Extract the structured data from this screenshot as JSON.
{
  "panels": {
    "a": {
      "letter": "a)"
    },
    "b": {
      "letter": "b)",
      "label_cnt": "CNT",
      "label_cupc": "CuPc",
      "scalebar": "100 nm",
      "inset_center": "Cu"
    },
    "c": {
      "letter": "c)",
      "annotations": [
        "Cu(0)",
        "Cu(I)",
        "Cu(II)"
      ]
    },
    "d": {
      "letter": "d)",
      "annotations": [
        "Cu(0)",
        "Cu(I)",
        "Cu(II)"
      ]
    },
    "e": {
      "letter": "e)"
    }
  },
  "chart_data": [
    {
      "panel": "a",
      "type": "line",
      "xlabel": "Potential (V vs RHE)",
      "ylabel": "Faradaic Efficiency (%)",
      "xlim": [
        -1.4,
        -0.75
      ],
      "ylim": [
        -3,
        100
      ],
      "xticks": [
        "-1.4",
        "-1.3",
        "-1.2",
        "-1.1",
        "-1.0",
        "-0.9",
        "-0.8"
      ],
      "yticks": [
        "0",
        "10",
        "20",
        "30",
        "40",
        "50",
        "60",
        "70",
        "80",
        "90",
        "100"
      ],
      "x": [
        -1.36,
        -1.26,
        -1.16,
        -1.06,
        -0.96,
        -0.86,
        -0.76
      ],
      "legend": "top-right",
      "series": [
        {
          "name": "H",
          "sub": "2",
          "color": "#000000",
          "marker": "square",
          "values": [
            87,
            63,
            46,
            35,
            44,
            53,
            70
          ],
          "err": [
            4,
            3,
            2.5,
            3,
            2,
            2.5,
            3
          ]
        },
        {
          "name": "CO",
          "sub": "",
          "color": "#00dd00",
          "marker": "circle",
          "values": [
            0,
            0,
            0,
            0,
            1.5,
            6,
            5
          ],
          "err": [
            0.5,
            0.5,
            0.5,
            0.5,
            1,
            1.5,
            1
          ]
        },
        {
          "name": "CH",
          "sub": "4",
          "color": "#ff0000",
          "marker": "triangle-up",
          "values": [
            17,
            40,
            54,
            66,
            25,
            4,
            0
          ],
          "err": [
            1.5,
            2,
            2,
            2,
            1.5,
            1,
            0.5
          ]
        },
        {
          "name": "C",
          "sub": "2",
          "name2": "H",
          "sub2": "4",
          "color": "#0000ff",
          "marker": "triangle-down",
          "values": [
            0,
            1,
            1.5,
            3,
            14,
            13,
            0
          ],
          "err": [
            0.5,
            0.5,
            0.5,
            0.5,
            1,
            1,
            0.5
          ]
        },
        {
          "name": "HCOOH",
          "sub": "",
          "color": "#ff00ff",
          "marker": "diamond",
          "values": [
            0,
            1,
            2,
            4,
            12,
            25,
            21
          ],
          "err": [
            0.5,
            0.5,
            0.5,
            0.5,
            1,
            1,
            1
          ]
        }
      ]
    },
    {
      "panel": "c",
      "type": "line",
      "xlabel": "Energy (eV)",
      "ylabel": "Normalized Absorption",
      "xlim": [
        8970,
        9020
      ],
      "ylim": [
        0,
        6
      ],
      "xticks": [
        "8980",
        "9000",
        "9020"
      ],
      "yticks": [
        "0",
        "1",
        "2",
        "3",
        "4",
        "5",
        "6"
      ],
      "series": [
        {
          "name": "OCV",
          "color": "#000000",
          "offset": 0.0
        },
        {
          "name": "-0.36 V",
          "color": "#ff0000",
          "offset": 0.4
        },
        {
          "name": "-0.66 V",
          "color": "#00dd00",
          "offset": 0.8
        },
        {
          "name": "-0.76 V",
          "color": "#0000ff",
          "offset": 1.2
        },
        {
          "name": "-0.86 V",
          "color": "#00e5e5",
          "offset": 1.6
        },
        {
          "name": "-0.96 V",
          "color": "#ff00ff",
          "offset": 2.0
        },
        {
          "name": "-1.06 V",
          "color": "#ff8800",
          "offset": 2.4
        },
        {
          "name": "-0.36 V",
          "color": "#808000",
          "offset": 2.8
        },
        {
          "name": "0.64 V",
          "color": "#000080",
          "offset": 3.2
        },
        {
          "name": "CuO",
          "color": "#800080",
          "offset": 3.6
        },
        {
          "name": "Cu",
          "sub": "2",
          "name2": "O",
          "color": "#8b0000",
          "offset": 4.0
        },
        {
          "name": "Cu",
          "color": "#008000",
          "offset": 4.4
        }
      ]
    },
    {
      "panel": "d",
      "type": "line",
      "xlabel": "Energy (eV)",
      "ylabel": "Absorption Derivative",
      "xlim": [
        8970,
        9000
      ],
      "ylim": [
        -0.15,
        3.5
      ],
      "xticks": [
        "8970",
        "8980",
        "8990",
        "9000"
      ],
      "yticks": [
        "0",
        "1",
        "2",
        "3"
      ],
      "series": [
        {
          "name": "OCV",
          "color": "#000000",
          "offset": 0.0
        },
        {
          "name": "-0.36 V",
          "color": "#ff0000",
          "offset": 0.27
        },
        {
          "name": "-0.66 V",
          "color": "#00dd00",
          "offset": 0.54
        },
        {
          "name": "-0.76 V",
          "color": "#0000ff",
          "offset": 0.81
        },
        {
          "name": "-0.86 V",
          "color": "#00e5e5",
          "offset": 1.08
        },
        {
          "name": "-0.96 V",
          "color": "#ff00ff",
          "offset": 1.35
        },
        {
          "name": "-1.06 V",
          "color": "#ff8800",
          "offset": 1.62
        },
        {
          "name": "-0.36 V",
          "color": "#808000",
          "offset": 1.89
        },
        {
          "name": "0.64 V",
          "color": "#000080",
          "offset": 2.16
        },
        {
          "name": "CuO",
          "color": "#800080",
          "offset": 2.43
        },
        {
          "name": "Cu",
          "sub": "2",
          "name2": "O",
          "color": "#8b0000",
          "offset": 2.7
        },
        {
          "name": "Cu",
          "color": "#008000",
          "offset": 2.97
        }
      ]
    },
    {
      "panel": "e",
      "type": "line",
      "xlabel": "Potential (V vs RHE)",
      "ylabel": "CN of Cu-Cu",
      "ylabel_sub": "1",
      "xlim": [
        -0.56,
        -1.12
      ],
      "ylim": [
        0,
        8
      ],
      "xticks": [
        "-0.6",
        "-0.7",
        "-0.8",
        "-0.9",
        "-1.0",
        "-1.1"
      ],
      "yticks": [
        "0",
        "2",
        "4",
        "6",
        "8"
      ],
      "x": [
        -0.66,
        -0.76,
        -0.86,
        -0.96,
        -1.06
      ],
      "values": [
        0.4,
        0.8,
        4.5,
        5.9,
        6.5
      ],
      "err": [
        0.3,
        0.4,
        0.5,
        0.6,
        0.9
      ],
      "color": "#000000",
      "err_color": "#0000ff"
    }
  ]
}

______

- **JOB**:
All of the lines above need to be given again exactly.

- **SOLUTION FOR THIS TASK**:
Extract the structured data from this screenshot as JSON.
{
  "panels": {
    "a": {
      "letter": "a)"
    },
    "b": {
      "letter": "b)",
      "label_cnt": "CNT",
      "label_cupc": "CuPc",
      "scalebar": "100 nm",
      "inset_center": "Cu"
    },
    "c": {
      "letter": "c)",
      "annotations": [
        "Cu(0)",
        "Cu(I)",
        "Cu(II)"
      ]
    },
    "d": {
      "letter": "d)",
      "annotations": [
        "Cu(0)",
        "Cu(I)",
        "Cu(II)"
      ]
    },
    "e": {
      "letter": "e)"
    }
  },
  "chart_data": [
    {
      "panel": "a",
      "type": "line",
      "xlabel": "Potential (V vs RHE)",
      "ylabel": "Faradaic Efficiency (%)",
      "xlim": [
        -1.4,
        -0.75
      ],
      "ylim": [
        -3,
        100
      ],
      "xticks": [
        "-1.4",
        "-1.3",
        "-1.2",
        "-1.1",
        "-1.0",
        "-0.9",
        "-0.8"
      ],
      "yticks": [
        "0",
        "10",
        "20",
        "30",
        "40",
        "50",
        "60",
        "70",
        "80",
        "90",
        "100"
      ],
      "x": [
        -1.36,
        -1.26,
        -1.16,
        -1.06,
        -0.96,
        -0.86,
        -0.76
      ],
      "legend": "top-right",
      "series": [
        {
          "name": "H",
          "sub": "2",
          "color": "#000000",
          "marker": "square",
          "values": [
            87,
            63,
            46,
            35,
            44,
            53,
            70
          ],
          "err": [
            4,
            3,
            2.5,
            3,
            2,
            2.5,
            3
          ]
        },
        {
          "name": "CO",
          "sub": "",
          "color": "#00dd00",
          "marker": "circle",
          "values": [
            0,
            0,
            0,
            0,
            1.5,
            6,
            5
          ],
          "err": [
            0.5,
            0.5,
            0.5,
            0.5,
            1,
            1.5,
            1
          ]
        },
        {
          "name": "CH",
          "sub": "4",
          "color": "#ff0000",
          "marker": "triangle-up",
          "values": [
            17,
            40,
            54,
            66,
            25,
            4,
            0
          ],
          "err": [
            1.5,
            2,
            2,
            2,
            1.5,
            1,
            0.5
          ]
        },
        {
          "name": "C",
          "sub": "2",
          "name2": "H",
          "sub2": "4",
          "color": "#0000ff",
          "marker": "triangle-down",
          "values": [
            0,
            1,
            1.5,
            3,
            14,
            13,
            0
          ],
          "err": [
            0.5,
            0.5,
            0.5,
            0.5,
            1,
            1,
            0.5
          ]
        },
        {
          "name": "HCOOH",
          "sub": "",
          "color": "#ff00ff",
          "marker": "diamond",
          "values": [
            0,
            1,
            2,
            4,
            12,
            25,
            21
          ],
          "err": [
            0.5,
            0.5,
            0.5,
            0.5,
            1,
            1,
            1
          ]
        }
      ]
    },
    {
      "panel": "c",
      "type": "line",
      "xlabel": "Energy (eV)",
      "ylabel": "Normalized Absorption",
      "xlim": [
        8970,
        9020
      ],
      "ylim": [
        0,
        6
      ],
      "xticks": [
        "8980",
        "9000",
        "9020"
      ],
      "yticks": [
        "0",
        "1",
        "2",
        "3",
        "4",
        "5",
        "6"
      ],
      "series": [
        {
          "name": "OCV",
          "color": "#000000",
          "offset": 0.0
        },
        {
          "name": "-0.36 V",
          "color": "#ff0000",
          "offset": 0.4
        },
        {
          "name": "-0.66 V",
          "color": "#00dd00",
          "offset": 0.8
        },
        {
          "name": "-0.76 V",
          "color": "#0000ff",
          "offset": 1.2
        },
        {
          "name": "-0.86 V",
          "color": "#00e5e5",
          "offset": 1.6
        },
        {
          "name": "-0.96 V",
          "color": "#ff00ff",
          "offset": 2.0
        },
        {
          "name": "-1.06 V",
          "color": "#ff8800",
          "offset": 2.4
        },
        {
          "name": "-0.36 V",
          "color": "#808000",
          "offset": 2.8
        },
        {
          "name": "0.64 V",
          "color": "#000080",
          "offset": 3.2
        },
        {
          "name": "CuO",
          "color": "#800080",
          "offset": 3.6
        },
        {
          "name": "Cu",
          "sub": "2",
          "name2": "O",
          "color": "#8b0000",
          "offset": 4.0
        },
        {
          "name": "Cu",
          "color": "#008000",
          "offset": 4.4
        }
      ]
    },
    {
      "panel": "d",
      "type": "line",
      "xlabel": "Energy (eV)",
      "ylabel": "Absorption Derivative",
      "xlim": [
        8970,
        9000
      ],
      "ylim": [
        -0.15,
        3.5
      ],
      "xticks": [
        "8970",
        "8980",
        "8990",
        "9000"
      ],
      "yticks": [
        "0",
        "1",
        "2",
        "3"
      ],
      "series": [
        {
          "name": "OCV",
          "color": "#000000",
          "offset": 0.0
        },
        {
          "name": "-0.36 V",
          "color": "#ff0000",
          "offset": 0.27
        },
        {
          "name": "-0.66 V",
          "color": "#00dd00",
          "offset": 0.54
        },
        {
          "name": "-0.76 V",
          "color": "#0000ff",
          "offset": 0.81
        },
        {
          "name": "-0.86 V",
          "color": "#00e5e5",
          "offset": 1.08
        },
        {
          "name": "-0.96 V",
          "color": "#ff00ff",
          "offset": 1.35
        },
        {
          "name": "-1.06 V",
          "color": "#ff8800",
          "offset": 1.62
        },
        {
          "name": "-0.36 V",
          "color": "#808000",
          "offset": 1.89
        },
        {
          "name": "0.64 V",
          "color": "#000080",
          "offset": 2.16
        },
        {
          "name": "CuO",
          "color": "#800080",
          "offset": 2.43
        },
        {
          "name": "Cu",
          "sub": "2",
          "name2": "O",
          "color": "#8b0000",
          "offset": 2.7
        },
        {
          "name": "Cu",
          "color": "#008000",
          "offset": 2.97
        }
      ]
    },
    {
      "panel": "e",
      "type": "line",
      "xlabel": "Potential (V vs RHE)",
      "ylabel": "CN of Cu-Cu",
      "ylabel_sub": "1",
      "xlim": [
        -0.56,
        -1.12
      ],
      "ylim": [
        0,
        8
      ],
      "xticks": [
        "-0.6",
        "-0.7",
        "-0.8",
        "-0.9",
        "-1.0",
        "-1.1"
      ],
      "yticks": [
        "0",
        "2",
        "4",
        "6",
        "8"
      ],
      "x": [
        -0.66,
        -0.76,
        -0.86,
        -0.96,
        -1.06
      ],
      "values": [
        0.4,
        0.8,
        4.5,
        5.9,
        6.5
      ],
      "err": [
        0.3,
        0.4,
        0.5,
        0.6,
        0.9
      ],
      "color": "#000000",
      "err_color": "#0000ff"
    }
  ]
}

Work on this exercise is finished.